_What you should do_
Return all of the entries exactly as written.

_Given data_
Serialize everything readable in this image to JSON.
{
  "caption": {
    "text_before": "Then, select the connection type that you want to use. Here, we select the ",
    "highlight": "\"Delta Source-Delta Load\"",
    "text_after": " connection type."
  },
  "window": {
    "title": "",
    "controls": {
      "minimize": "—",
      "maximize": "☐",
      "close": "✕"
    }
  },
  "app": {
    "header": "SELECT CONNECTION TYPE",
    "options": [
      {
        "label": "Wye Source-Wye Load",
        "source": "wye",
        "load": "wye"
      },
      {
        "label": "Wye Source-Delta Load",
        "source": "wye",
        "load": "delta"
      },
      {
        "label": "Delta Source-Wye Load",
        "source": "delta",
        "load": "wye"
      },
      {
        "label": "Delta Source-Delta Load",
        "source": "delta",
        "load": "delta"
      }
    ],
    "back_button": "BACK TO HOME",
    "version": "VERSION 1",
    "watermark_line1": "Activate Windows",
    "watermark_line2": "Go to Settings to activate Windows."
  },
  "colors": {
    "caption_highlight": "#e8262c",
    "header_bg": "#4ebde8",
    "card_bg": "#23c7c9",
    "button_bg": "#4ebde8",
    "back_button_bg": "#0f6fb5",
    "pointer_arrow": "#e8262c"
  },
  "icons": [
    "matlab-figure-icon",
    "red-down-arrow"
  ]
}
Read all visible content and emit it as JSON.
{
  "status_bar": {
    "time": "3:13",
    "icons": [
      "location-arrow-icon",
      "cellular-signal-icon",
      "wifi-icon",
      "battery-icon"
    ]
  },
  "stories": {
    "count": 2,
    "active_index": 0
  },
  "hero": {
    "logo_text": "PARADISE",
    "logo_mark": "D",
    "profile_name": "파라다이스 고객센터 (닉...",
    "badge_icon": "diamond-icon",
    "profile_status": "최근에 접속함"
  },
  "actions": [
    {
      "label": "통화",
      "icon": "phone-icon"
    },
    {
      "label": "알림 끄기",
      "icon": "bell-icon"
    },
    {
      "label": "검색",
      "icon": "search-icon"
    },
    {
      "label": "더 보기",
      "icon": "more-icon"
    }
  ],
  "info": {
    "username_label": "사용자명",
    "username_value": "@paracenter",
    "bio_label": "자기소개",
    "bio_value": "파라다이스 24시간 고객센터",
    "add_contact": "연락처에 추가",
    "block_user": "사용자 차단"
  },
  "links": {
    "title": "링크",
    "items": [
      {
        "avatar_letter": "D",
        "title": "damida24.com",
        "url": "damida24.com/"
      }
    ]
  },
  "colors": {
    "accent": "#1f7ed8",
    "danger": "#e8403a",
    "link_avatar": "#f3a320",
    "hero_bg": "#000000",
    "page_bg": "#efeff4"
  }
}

_Written answer_
Serialize everything readable in this image to JSON.
{
  "caption": {
    "text_before": "Then, select the connection type that you want to use. Here, we select the ",
    "highlight": "\"Delta Source-Delta Load\"",
    "text_after": " connection type."
  },
  "window": {
    "title": "",
    "controls": {
      "minimize": "—",
      "maximize": "☐",
      "close": "✕"
    }
  },
  "app": {
    "header": "SELECT CONNECTION TYPE",
    "options": [
      {
        "label": "Wye Source-Wye Load",
        "source": "wye",
        "load": "wye"
      },
      {
        "label": "Wye Source-Delta Load",
        "source": "wye",
        "load": "delta"
      },
      {
        "label": "Delta Source-Wye Load",
        "source": "delta",
        "load": "wye"
      },
      {
        "label": "Delta Source-Delta Load",
        "source": "delta",
        "load": "delta"
      }
    ],
    "back_button": "BACK TO HOME",
    "version": "VERSION 1",
    "watermark_line1": "Activate Windows",
    "watermark_line2": "Go to Settings to activate Windows."
  },
  "colors": {
    "caption_highlight": "#e8262c",
    "header_bg": "#4ebde8",
    "card_bg": "#23c7c9",
    "button_bg": "#4ebde8",
    "back_button_bg": "#0f6fb5",
    "pointer_arrow": "#e8262c"
  },
  "icons": [
    "matlab-figure-icon",
    "red-down-arrow"
  ]
}
Read all visible content and emit it as JSON.
{
  "status_bar": {
    "time": "3:13",
    "icons": [
      "location-arrow-icon",
      "cellular-signal-icon",
      "wifi-icon",
      "battery-icon"
    ]
  },
  "stories": {
    "count": 2,
    "active_index": 0
  },
  "hero": {
    "logo_text": "PARADISE",
    "logo_mark": "D",
    "profile_name": "파라다이스 고객센터 (닉...",
    "badge_icon": "diamond-icon",
    "profile_status": "최근에 접속함"
  },
  "actions": [
    {
      "label": "통화",
      "icon": "phone-icon"
    },
    {
      "label": "알림 끄기",
      "icon": "bell-icon"
    },
    {
      "label": "검색",
      "icon": "search-icon"
    },
    {
      "label": "더 보기",
      "icon": "more-icon"
    }
  ],
  "info": {
    "username_label": "사용자명",
    "username_value": "@paracenter",
    "bio_label": "자기소개",
    "bio_value": "파라다이스 24시간 고객센터",
    "add_contact": "연락처에 추가",
    "block_user": "사용자 차단"
  },
  "links": {
    "title": "링크",
    "items": [
      {
        "avatar_letter": "D",
        "title": "damida24.com",
        "url": "damida24.com/"
      }
    ]
  },
  "colors": {
    "accent": "#1f7ed8",
    "danger": "#e8403a",
    "link_avatar": "#f3a320",
    "hero_bg": "#000000",
    "page_bg": "#efeff4"
  }
}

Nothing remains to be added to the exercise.